*Data for this task*.
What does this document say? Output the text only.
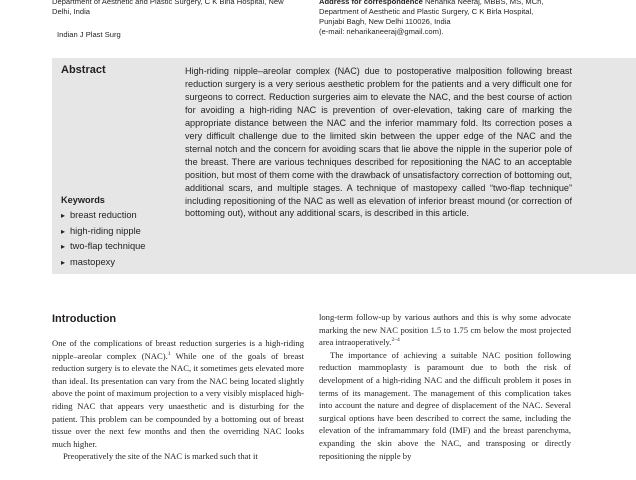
Department of Aesthetic and Plastic Surgery, C K Birla Hospital, New
Delhi, India
Indian J Plast Surg
Address for correspondence Neharika Neeraj, MBBS, MS, MCh,
Department of Aesthetic and Plastic Surgery, C K Birla Hospital,
Punjabi Bagh, New Delhi 110026, India
(e-mail: neharikaneeraj@gmail.com).
Abstract	High-riding nipple–areolar complex (NAC) due to postoperative malposition following breast reduction surgery is a very serious aesthetic problem for the patients and a very difficult one for surgeons to correct. Reduction surgeries aim to elevate the NAC, and the best course of action for avoiding a high-riding NAC is prevention of over-elevation, taking care of marking the appropriate distance between the NAC and the inferior mammary fold. Its correction poses a very difficult challenge due to the limited skin between the upper edge of the NAC and the sternal notch and the concern for avoiding scars that lie above the nipple in the superior pole of the breast. There are various techniques described for repositioning the NAC to an acceptable position, but most of them come with the drawback of unsatisfactory correction of bottoming out, additional scars, and multiple stages. A technique of mastopexy called “two-flap technique” including repositioning of the NAC as well as elevation of inferior breast mound (or correction of bottoming out), without any additional scars, is described in this article.
Keywords
▸ breast reduction
▸ high-riding nipple
▸ two-flap technique
▸ mastopexy
Introduction

One of the complications of breast reduction surgeries is a high-riding nipple–areolar complex (NAC).$^1$ While one of the goals of breast reduction surgery is to elevate the NAC, it sometimes gets elevated more than ideal. Its presentation can vary from the NAC being located slightly above the point of maximum projection to a very visibly misplaced high-riding NAC that appears very unaesthetic and is disturbing for the patient. This problem can be compounded by a bottoming out of breast tissue over the next few months and then the overriding NAC looks much higher.

Preoperatively the site of the NAC is marked such that it

long-term follow-up by various authors and this is why some advocate marking the new NAC position 1.5 to 1.75 cm below the most projected area intraoperatively.$^{2-4}$

The importance of achieving a suitable NAC position following reduction mammoplasty is paramount due to both the risk of development of a high-riding NAC and the difficult problem it poses in terms of its management. The management of this complication takes into account the nature and degree of displacement of the NAC. Several surgical options have been described to correct the same, including the elevation of the inframammary fold (IMF) and the breast parenchyma, expanding the skin above the NAC, and transposing or directly repositioning the nipple by
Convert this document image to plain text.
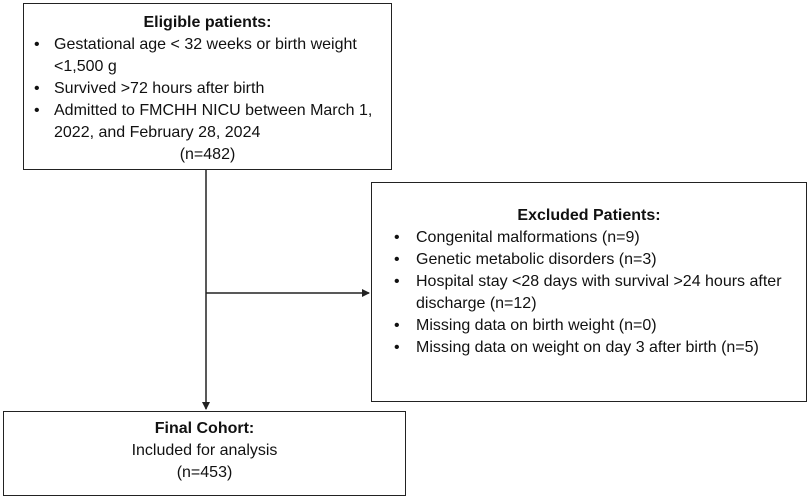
Eligible patients:
• Gestational age < 32 weeks or birth weight <1,500 g
• Survived >72 hours after birth
• Admitted to FMCHH NICU between March 1, 2022, and February 28, 2024
(n=482)
Excluded Patients:
• Congenital malformations (n=9)
• Genetic metabolic disorders (n=3)
• Hospital stay <28 days with survival >24 hours after discharge (n=12)
• Missing data on birth weight (n=0)
• Missing data on weight on day 3 after birth (n=5)
Final Cohort:
Included for analysis
(n=453)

*Exercise*. Please filter the entries above down to the lines holding "Birla" and copy them.

*Response box*.
Department of Aesthetic and Plastic Surgery, C K Birla Hospital, New
Department of Aesthetic and Plastic Surgery, C K Birla Hospital,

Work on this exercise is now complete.